#### Aim of the task:
Change every "legend-label" in the material below to "key-label" and reproduce it with nothing else altered, leaving out the pictures.

──────── Data extract ────────

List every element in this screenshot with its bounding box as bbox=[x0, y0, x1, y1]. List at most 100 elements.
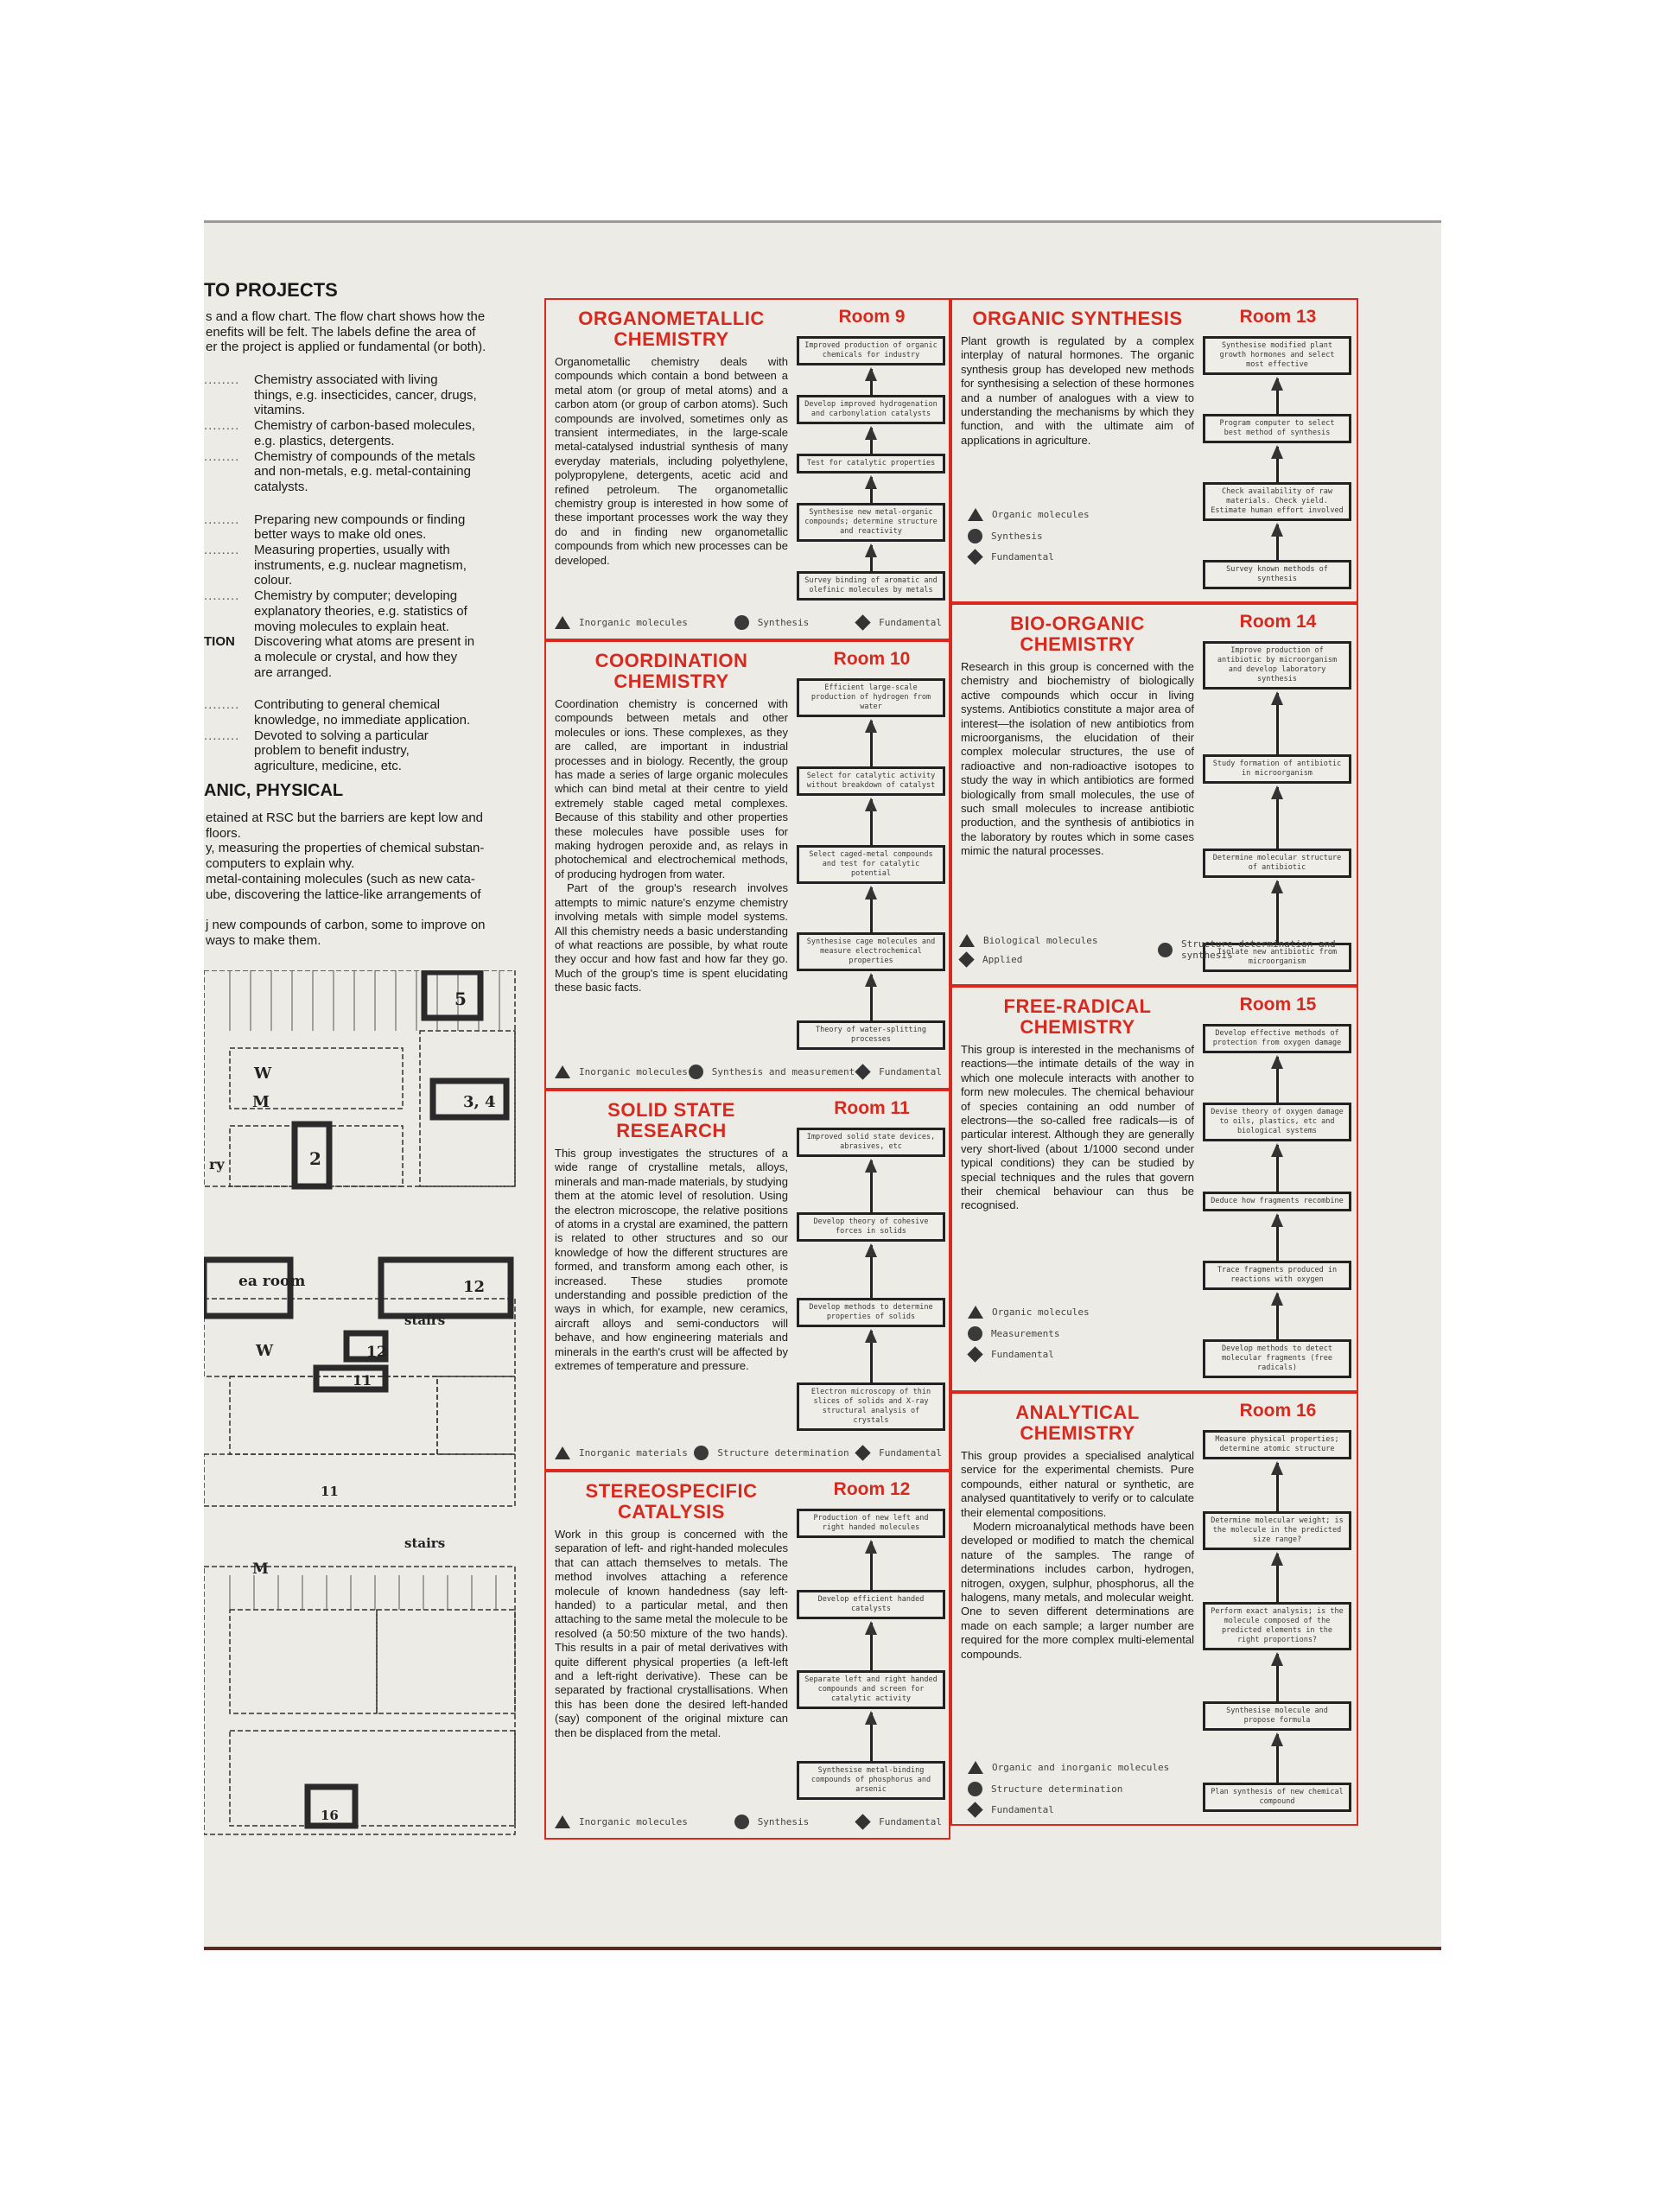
legend-label: Synthesis and measurement bbox=[711, 1066, 855, 1077]
panel-text-column: ORGANOMETALLIC CHEMISTRY Organometallic ch… bbox=[555, 305, 788, 568]
panel-text-column: ORGANIC SYNTHESIS Plant growth is regulat… bbox=[961, 305, 1194, 448]
legend-label: Structure determination bbox=[991, 1783, 1123, 1795]
panel-title-line: ORGANIC SYNTHESIS bbox=[972, 308, 1183, 329]
research-panel: ANALYTICAL CHEMISTRY This group provides a… bbox=[950, 1392, 1358, 1826]
arrow-shaft bbox=[869, 1245, 873, 1298]
definition-text: Chemistry associated with living things, … bbox=[254, 372, 532, 418]
intro-line: enefits will be felt. The labels define … bbox=[206, 324, 476, 340]
legend-label: Fundamental bbox=[879, 1816, 942, 1827]
floor-plan-label: 3, 4 bbox=[463, 1093, 496, 1111]
arrow-head bbox=[1271, 445, 1283, 459]
leader-dots: ........ bbox=[204, 448, 240, 464]
flow-arrow-up-icon bbox=[1203, 1459, 1351, 1511]
leader-dots: ........ bbox=[204, 543, 240, 557]
definition-line: agriculture, medicine, etc. bbox=[254, 759, 402, 774]
legend-item: Fundamental bbox=[967, 549, 1192, 565]
flow-step-box: Test for catalytic properties bbox=[797, 454, 945, 474]
flow-chart: Develop effective methods of protection … bbox=[1203, 1024, 1351, 1378]
arrow-head bbox=[865, 1159, 877, 1173]
arrow-head bbox=[865, 719, 877, 733]
plan-wall bbox=[419, 1030, 516, 1187]
diamond-icon bbox=[958, 951, 975, 968]
arrow-head bbox=[1271, 377, 1283, 391]
legend-item: Organic and inorganic molecules bbox=[968, 1761, 1192, 1774]
panel-body: Research in this group is concerned with… bbox=[961, 660, 1194, 859]
definition-term: TION bbox=[204, 634, 235, 650]
panel-legend: Organic molecules Measurements Fundamental bbox=[967, 1306, 1192, 1363]
legend-label: Synthesis bbox=[991, 531, 1043, 542]
plan-wall bbox=[229, 1047, 404, 1109]
circle-icon bbox=[1158, 942, 1173, 957]
legend-label: Biological molecules bbox=[983, 935, 1098, 946]
plan-wall bbox=[436, 1376, 516, 1455]
arrow-head bbox=[865, 475, 877, 489]
legend-item: Synthesis bbox=[968, 529, 1192, 543]
research-panel: SOLID STATE RESEARCH This group investigat… bbox=[544, 1090, 950, 1471]
research-panel: BIO-ORGANIC CHEMISTRY Research in this gro… bbox=[950, 603, 1358, 986]
legend-label: Organic molecules bbox=[992, 1306, 1090, 1318]
floor-plan-label: 12 bbox=[366, 1344, 387, 1361]
triangle-icon bbox=[555, 1446, 570, 1459]
flow-step-box: Devise theory of oxygen damage to oils, … bbox=[1203, 1103, 1351, 1142]
panel-title: ORGANOMETALLIC CHEMISTRY bbox=[555, 308, 788, 350]
flow-arrow-up-icon bbox=[797, 1327, 945, 1382]
triangle-icon bbox=[959, 934, 975, 947]
arrow-shaft bbox=[869, 1622, 873, 1671]
arrow-head bbox=[865, 885, 877, 899]
flow-arrow-up-icon bbox=[1203, 1141, 1351, 1192]
arrow-head bbox=[865, 543, 877, 557]
plan-highlighted-room bbox=[378, 1256, 514, 1319]
paragraph-line: etained at RSC but the barriers are kept… bbox=[206, 810, 484, 825]
body-paragraph: Coordination chemistry is concerned with… bbox=[555, 697, 788, 880]
floor-plan-label: stairs bbox=[404, 1313, 445, 1328]
panel-title-line: RESEARCH bbox=[616, 1120, 727, 1141]
panel-title: BIO-ORGANIC CHEMISTRY bbox=[961, 613, 1194, 655]
flow-step-box: Develop methods to detect molecular frag… bbox=[1203, 1339, 1351, 1378]
panel-title-line: SOLID STATE bbox=[607, 1099, 735, 1121]
legend-item: Biological molecules bbox=[959, 934, 1149, 947]
legend-item: Synthesis and measurement bbox=[688, 1065, 855, 1079]
leader-dots: ........ bbox=[204, 697, 240, 713]
room-number: Room 13 bbox=[1239, 307, 1317, 327]
body-paragraph: Plant growth is regulated by a complex i… bbox=[961, 334, 1194, 447]
definition-line: Discovering what atoms are present in bbox=[254, 634, 475, 650]
research-panel: STEREOSPECIFIC CATALYSIS Work in this grou… bbox=[544, 1471, 950, 1840]
floor-plan-label: 11 bbox=[321, 1484, 339, 1499]
flow-arrow-up-icon bbox=[1203, 1053, 1351, 1103]
definition-line: Devoted to solving a particular bbox=[254, 728, 429, 743]
arrow-shaft bbox=[1275, 378, 1279, 414]
definition-item: ........ Chemistry by computer; developin… bbox=[204, 588, 532, 634]
panel-legend: Organic and inorganic molecules Structure… bbox=[967, 1761, 1192, 1818]
body-paragraph: Research in this group is concerned with… bbox=[961, 660, 1194, 858]
floor-plan-label: ea room bbox=[238, 1273, 305, 1290]
room-number: Room 12 bbox=[833, 1479, 911, 1499]
flow-step-box: Improve production of antibiotic by micr… bbox=[1203, 641, 1351, 690]
plan-wall bbox=[229, 1730, 516, 1827]
room-number: Room 14 bbox=[1239, 612, 1317, 632]
panel-text-column: COORDINATION CHEMISTRY Coordination chemis… bbox=[555, 647, 788, 995]
flow-arrow-up-icon bbox=[797, 1619, 945, 1671]
definition-item: ........ Measuring properties, usually wi… bbox=[204, 543, 532, 588]
panel-title-line: CHEMISTRY bbox=[613, 671, 729, 692]
floor-plan-label: W bbox=[255, 1342, 274, 1360]
arrow-shaft bbox=[1275, 1145, 1279, 1192]
arrow-shaft bbox=[869, 975, 873, 1020]
flow-chart: Production of new left and right handed … bbox=[797, 1509, 945, 1801]
panel-legend: Organic molecules Synthesis Fundamental bbox=[967, 508, 1192, 565]
definition-line: Chemistry by computer; developing bbox=[254, 588, 458, 604]
arrow-shaft bbox=[869, 1541, 873, 1590]
plan-wall bbox=[376, 1609, 516, 1714]
definition-text: Measuring properties, usually with instru… bbox=[254, 543, 532, 588]
flow-arrow-up-icon bbox=[797, 971, 945, 1020]
circle-icon bbox=[968, 1782, 982, 1796]
panel-title-line: CHEMISTRY bbox=[613, 328, 729, 350]
panel-text-column: ANALYTICAL CHEMISTRY This group provides a… bbox=[961, 1399, 1194, 1662]
flow-step-box: Plan synthesis of new chemical compound bbox=[1203, 1783, 1351, 1812]
plan-highlighted-room bbox=[421, 970, 484, 1021]
paragraph-line: computers to explain why. bbox=[206, 856, 355, 872]
flow-arrow-up-icon bbox=[797, 717, 945, 766]
panel-title-line: STEREOSPECIFIC bbox=[585, 1480, 758, 1502]
arrow-head bbox=[865, 1243, 877, 1258]
flow-step-box: Develop theory of cohesive forces in sol… bbox=[797, 1212, 945, 1243]
floor-plan-label: 2 bbox=[309, 1148, 321, 1169]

────────

#### Final result:
List every element in this screenshot with its bounding box as bbox=[x0, y0, x1, y1]. List at most 100 elements.
key-label: Synthesis and measurement bbox=[711, 1066, 855, 1077]
panel-text-column: ORGANOMETALLIC CHEMISTRY Organometallic ch… bbox=[555, 305, 788, 568]
panel-text-column: ORGANIC SYNTHESIS Plant growth is regulat… bbox=[961, 305, 1194, 448]
key-label: Structure determination bbox=[991, 1783, 1123, 1795]
panel-title-line: ORGANIC SYNTHESIS bbox=[972, 308, 1183, 329]
research-panel: ANALYTICAL CHEMISTRY This group provides a… bbox=[950, 1392, 1358, 1826]
arrow-shaft bbox=[869, 1245, 873, 1298]
definition-text: Chemistry associated with living things, … bbox=[254, 372, 532, 418]
intro-line: enefits will be felt. The labels define … bbox=[206, 324, 476, 340]
key-label: Fundamental bbox=[879, 1816, 942, 1827]
floor-plan-label: 3, 4 bbox=[463, 1093, 496, 1111]
arrow-head bbox=[1271, 445, 1283, 459]
leader-dots: ........ bbox=[204, 448, 240, 464]
flow-arrow-up-icon bbox=[1203, 1459, 1351, 1511]
leader-dots: ........ bbox=[204, 543, 240, 557]
definition-line: agriculture, medicine, etc. bbox=[254, 759, 402, 774]
legend-item: Fundamental bbox=[967, 549, 1192, 565]
flow-step-box: Test for catalytic properties bbox=[797, 454, 945, 474]
flow-chart: Develop effective methods of protection … bbox=[1203, 1024, 1351, 1378]
arrow-head bbox=[865, 1159, 877, 1173]
arrow-head bbox=[865, 719, 877, 733]
plan-wall bbox=[419, 1030, 516, 1187]
diamond-icon bbox=[958, 951, 975, 968]
arrow-head bbox=[1271, 377, 1283, 391]
legend-item: Organic and inorganic molecules bbox=[968, 1761, 1192, 1774]
panel-body: Research in this group is concerned with… bbox=[961, 660, 1194, 859]
definition-term: TION bbox=[204, 634, 235, 650]
panel-legend: Organic molecules Measurements Fundamental bbox=[967, 1306, 1192, 1363]
key-label: Synthesis bbox=[991, 531, 1043, 542]
plan-wall bbox=[229, 1047, 404, 1109]
circle-icon bbox=[1158, 942, 1173, 957]
key-label: Biological molecules bbox=[983, 935, 1098, 946]
plan-wall bbox=[436, 1376, 516, 1455]
arrow-head bbox=[865, 475, 877, 489]
legend-item: Synthesis bbox=[968, 529, 1192, 543]
research-panel: SOLID STATE RESEARCH This group investigat… bbox=[544, 1090, 950, 1471]
research-panel: BIO-ORGANIC CHEMISTRY Research in this gro… bbox=[950, 603, 1358, 986]
key-label: Organic molecules bbox=[992, 1306, 1090, 1318]
floor-plan-label: 12 bbox=[366, 1344, 387, 1361]
triangle-icon bbox=[555, 1446, 570, 1459]
flow-step-box: Devise theory of oxygen damage to oils, … bbox=[1203, 1103, 1351, 1142]
panel-title: ORGANOMETALLIC CHEMISTRY bbox=[555, 308, 788, 350]
flow-arrow-up-icon bbox=[797, 1327, 945, 1382]
triangle-icon bbox=[959, 934, 975, 947]
arrow-shaft bbox=[869, 1622, 873, 1671]
arrow-head bbox=[865, 885, 877, 899]
flow-arrow-up-icon bbox=[1203, 1141, 1351, 1192]
arrow-head bbox=[865, 543, 877, 557]
plan-highlighted-room bbox=[378, 1256, 514, 1319]
paragraph-line: etained at RSC but the barriers are kept… bbox=[206, 810, 484, 825]
body-paragraph: Coordination chemistry is concerned with… bbox=[555, 697, 788, 880]
floor-plan-label: stairs bbox=[404, 1313, 445, 1328]
panel-title-line: RESEARCH bbox=[616, 1120, 727, 1141]
panel-title: BIO-ORGANIC CHEMISTRY bbox=[961, 613, 1194, 655]
flow-step-box: Develop methods to detect molecular frag… bbox=[1203, 1339, 1351, 1378]
panel-title-line: SOLID STATE bbox=[607, 1099, 735, 1121]
legend-item: Biological molecules bbox=[959, 934, 1149, 947]
legend-item: Synthesis and measurement bbox=[688, 1065, 855, 1079]
leader-dots: ........ bbox=[204, 697, 240, 713]
room-number: Room 13 bbox=[1239, 307, 1317, 327]
body-paragraph: Plant growth is regulated by a complex i… bbox=[961, 334, 1194, 447]
definition-line: Discovering what atoms are present in bbox=[254, 634, 475, 650]
research-panel: STEREOSPECIFIC CATALYSIS Work in this grou… bbox=[544, 1471, 950, 1840]
floor-plan-label: 11 bbox=[321, 1484, 339, 1499]
flow-arrow-up-icon bbox=[1203, 1053, 1351, 1103]
definition-line: Devoted to solving a particular bbox=[254, 728, 429, 743]
arrow-shaft bbox=[1275, 378, 1279, 414]
definition-item: ........ Chemistry by computer; developin… bbox=[204, 588, 532, 634]
panel-legend: Organic and inorganic molecules Structure… bbox=[967, 1761, 1192, 1818]
body-paragraph: Research in this group is concerned with… bbox=[961, 660, 1194, 858]
floor-plan-label: ea room bbox=[238, 1273, 305, 1290]
room-number: Room 12 bbox=[833, 1479, 911, 1499]
flow-step-box: Improve production of antibiotic by micr… bbox=[1203, 641, 1351, 690]
plan-wall bbox=[229, 1730, 516, 1827]
room-number: Room 14 bbox=[1239, 612, 1317, 632]
panel-text-column: COORDINATION CHEMISTRY Coordination chemis… bbox=[555, 647, 788, 995]
flow-arrow-up-icon bbox=[797, 1619, 945, 1671]
definition-item: ........ Measuring properties, usually wi… bbox=[204, 543, 532, 588]
panel-title-line: CHEMISTRY bbox=[613, 671, 729, 692]
floor-plan-label: W bbox=[255, 1342, 274, 1360]
arrow-shaft bbox=[1275, 1145, 1279, 1192]
arrow-shaft bbox=[869, 975, 873, 1020]
flow-chart: Production of new left and right handed … bbox=[797, 1509, 945, 1801]
panel-legend: Organic molecules Synthesis Fundamental bbox=[967, 508, 1192, 565]
definition-line: Chemistry by computer; developing bbox=[254, 588, 458, 604]
arrow-shaft bbox=[869, 1541, 873, 1590]
plan-wall bbox=[376, 1609, 516, 1714]
definition-text: Measuring properties, usually with instru… bbox=[254, 543, 532, 588]
flow-arrow-up-icon bbox=[797, 971, 945, 1020]
circle-icon bbox=[968, 1782, 982, 1796]
panel-title-line: CHEMISTRY bbox=[613, 328, 729, 350]
panel-text-column: ANALYTICAL CHEMISTRY This group provides a… bbox=[961, 1399, 1194, 1662]
flow-step-box: Plan synthesis of new chemical compound bbox=[1203, 1783, 1351, 1812]
plan-highlighted-room bbox=[421, 970, 484, 1021]
paragraph-line: computers to explain why. bbox=[206, 856, 355, 872]
flow-arrow-up-icon bbox=[797, 717, 945, 766]
panel-title-line: STEREOSPECIFIC bbox=[585, 1480, 758, 1502]
arrow-head bbox=[865, 1243, 877, 1258]
flow-step-box: Develop theory of cohesive forces in sol… bbox=[797, 1212, 945, 1243]
floor-plan-label: 2 bbox=[309, 1148, 321, 1169]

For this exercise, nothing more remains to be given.